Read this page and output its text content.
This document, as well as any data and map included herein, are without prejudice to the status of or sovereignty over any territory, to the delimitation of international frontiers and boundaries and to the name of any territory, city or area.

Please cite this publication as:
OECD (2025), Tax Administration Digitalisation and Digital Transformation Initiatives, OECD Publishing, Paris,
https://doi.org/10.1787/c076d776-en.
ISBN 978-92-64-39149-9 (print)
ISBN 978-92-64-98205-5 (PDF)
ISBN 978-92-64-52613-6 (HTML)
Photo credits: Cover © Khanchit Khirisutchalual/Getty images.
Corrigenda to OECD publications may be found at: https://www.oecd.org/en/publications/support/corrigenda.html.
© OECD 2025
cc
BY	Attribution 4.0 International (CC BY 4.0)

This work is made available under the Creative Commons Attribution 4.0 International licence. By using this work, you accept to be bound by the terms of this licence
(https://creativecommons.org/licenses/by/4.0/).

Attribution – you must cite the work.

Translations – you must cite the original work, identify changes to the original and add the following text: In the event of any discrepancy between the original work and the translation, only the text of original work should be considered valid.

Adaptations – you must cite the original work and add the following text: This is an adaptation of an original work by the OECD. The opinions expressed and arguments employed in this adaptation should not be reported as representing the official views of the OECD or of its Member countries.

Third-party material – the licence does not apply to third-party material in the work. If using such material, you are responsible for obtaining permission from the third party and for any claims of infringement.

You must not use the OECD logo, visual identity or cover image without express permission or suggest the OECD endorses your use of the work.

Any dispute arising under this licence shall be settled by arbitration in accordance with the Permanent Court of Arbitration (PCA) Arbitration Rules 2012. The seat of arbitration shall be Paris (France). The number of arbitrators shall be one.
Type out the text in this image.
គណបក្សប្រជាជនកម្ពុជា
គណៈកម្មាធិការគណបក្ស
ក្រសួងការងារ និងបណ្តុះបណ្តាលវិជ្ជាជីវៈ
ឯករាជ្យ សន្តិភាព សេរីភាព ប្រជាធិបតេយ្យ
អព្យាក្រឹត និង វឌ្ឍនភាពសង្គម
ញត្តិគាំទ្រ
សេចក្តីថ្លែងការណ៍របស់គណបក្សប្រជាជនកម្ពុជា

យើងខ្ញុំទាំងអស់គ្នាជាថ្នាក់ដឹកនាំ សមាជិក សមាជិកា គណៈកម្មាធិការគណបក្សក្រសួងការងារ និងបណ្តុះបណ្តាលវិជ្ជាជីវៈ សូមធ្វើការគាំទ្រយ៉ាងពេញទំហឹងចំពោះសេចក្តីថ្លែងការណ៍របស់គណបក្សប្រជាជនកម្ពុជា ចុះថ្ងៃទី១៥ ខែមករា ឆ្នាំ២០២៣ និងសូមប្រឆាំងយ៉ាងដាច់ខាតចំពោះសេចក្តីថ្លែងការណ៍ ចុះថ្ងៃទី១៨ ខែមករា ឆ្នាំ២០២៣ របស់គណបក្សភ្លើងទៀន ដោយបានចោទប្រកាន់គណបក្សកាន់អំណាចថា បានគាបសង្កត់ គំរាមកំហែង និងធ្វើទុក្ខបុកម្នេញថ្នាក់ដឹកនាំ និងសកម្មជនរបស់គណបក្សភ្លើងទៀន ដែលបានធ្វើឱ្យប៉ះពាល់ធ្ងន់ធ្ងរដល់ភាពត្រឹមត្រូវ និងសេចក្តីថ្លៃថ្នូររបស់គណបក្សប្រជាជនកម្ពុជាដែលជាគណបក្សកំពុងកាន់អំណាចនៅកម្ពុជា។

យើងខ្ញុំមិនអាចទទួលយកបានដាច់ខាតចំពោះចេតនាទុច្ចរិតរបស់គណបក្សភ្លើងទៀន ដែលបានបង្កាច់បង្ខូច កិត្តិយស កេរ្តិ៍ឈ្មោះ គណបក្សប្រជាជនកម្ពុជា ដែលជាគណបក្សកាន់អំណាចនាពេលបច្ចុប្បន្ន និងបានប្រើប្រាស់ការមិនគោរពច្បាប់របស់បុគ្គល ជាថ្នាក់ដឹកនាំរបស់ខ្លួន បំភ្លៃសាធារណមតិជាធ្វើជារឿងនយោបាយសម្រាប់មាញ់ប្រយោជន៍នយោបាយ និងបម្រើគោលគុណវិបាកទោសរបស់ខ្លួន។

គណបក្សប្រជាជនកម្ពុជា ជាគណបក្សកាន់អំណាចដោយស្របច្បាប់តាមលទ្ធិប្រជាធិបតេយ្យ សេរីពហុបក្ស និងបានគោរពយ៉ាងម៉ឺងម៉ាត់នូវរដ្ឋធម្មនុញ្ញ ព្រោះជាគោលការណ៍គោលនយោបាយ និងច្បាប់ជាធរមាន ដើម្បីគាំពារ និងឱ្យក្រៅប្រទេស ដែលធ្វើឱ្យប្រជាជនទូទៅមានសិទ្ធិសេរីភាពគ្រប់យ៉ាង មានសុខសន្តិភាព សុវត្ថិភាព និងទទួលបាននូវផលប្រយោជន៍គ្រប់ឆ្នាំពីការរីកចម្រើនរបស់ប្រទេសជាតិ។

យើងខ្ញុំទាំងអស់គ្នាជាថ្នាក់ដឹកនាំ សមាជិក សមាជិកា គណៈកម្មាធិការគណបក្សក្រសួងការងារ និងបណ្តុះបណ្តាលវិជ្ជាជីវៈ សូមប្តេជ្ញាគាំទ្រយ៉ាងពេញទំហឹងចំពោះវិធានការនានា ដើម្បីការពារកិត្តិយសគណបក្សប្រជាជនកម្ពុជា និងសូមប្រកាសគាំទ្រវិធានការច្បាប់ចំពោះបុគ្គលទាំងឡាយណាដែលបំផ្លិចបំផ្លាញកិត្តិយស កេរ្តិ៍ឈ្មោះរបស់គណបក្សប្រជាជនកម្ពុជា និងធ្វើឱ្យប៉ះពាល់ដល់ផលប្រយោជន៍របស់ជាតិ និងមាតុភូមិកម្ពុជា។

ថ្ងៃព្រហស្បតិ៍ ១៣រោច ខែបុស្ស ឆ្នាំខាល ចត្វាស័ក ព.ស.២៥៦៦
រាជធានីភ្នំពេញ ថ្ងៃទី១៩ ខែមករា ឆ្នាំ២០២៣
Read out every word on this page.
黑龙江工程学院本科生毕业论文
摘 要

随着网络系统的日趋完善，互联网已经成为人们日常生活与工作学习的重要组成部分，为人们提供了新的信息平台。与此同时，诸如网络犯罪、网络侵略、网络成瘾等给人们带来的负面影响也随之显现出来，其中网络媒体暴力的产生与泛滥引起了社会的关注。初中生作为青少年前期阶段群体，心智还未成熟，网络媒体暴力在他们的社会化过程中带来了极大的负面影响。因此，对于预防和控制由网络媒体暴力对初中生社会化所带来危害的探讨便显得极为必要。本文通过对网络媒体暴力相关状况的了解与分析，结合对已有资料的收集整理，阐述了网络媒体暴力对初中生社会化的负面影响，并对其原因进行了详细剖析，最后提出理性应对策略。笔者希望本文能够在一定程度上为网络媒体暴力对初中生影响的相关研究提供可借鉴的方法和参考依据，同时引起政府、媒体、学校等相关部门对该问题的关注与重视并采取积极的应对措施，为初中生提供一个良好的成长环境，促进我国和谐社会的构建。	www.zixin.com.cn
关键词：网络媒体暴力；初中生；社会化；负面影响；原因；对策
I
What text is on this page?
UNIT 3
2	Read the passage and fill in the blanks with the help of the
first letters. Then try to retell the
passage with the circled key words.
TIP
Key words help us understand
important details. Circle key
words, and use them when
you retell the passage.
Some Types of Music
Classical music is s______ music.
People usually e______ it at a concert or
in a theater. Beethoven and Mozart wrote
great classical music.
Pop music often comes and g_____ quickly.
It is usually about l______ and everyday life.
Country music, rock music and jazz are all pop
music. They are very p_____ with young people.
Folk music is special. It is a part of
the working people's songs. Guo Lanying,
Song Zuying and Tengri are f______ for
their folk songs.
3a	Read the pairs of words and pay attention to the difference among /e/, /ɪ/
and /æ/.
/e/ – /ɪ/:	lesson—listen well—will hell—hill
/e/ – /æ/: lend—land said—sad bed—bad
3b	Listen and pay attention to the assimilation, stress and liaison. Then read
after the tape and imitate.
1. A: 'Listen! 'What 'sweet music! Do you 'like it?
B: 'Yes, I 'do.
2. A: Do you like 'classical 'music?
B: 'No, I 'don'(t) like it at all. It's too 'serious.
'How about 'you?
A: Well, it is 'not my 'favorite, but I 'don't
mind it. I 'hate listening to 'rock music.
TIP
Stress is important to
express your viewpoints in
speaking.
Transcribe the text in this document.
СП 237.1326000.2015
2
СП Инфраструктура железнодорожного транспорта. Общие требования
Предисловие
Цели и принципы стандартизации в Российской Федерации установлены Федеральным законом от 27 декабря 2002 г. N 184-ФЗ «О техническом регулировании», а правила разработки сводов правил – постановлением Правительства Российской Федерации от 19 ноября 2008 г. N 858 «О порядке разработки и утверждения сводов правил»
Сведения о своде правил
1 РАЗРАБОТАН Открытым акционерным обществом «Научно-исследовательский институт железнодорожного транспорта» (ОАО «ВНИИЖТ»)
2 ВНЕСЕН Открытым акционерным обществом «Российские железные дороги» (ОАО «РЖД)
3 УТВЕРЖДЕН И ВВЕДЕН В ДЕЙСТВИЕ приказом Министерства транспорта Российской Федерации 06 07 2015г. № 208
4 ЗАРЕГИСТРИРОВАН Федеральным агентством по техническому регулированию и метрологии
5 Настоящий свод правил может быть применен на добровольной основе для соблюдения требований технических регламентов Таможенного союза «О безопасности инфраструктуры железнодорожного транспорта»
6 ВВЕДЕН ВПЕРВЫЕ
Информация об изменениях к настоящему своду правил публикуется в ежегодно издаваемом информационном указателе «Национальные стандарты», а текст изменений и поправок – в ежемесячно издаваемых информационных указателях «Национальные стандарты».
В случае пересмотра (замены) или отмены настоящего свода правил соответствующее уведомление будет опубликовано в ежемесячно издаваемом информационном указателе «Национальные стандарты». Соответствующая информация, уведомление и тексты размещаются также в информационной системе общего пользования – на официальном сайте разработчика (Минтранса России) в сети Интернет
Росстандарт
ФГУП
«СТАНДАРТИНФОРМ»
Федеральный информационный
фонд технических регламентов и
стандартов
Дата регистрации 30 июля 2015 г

** Exercise aim **
Pick out all the lines with the word "Attribution" in them and copy them.

** Written answer **
BY	Attribution 4.0 International (CC BY 4.0)
This work is made available under the Creative Commons Attribution 4.0 International licence. By using this work, you accept to be bound by the terms of this licence
Attribution – you must cite the work.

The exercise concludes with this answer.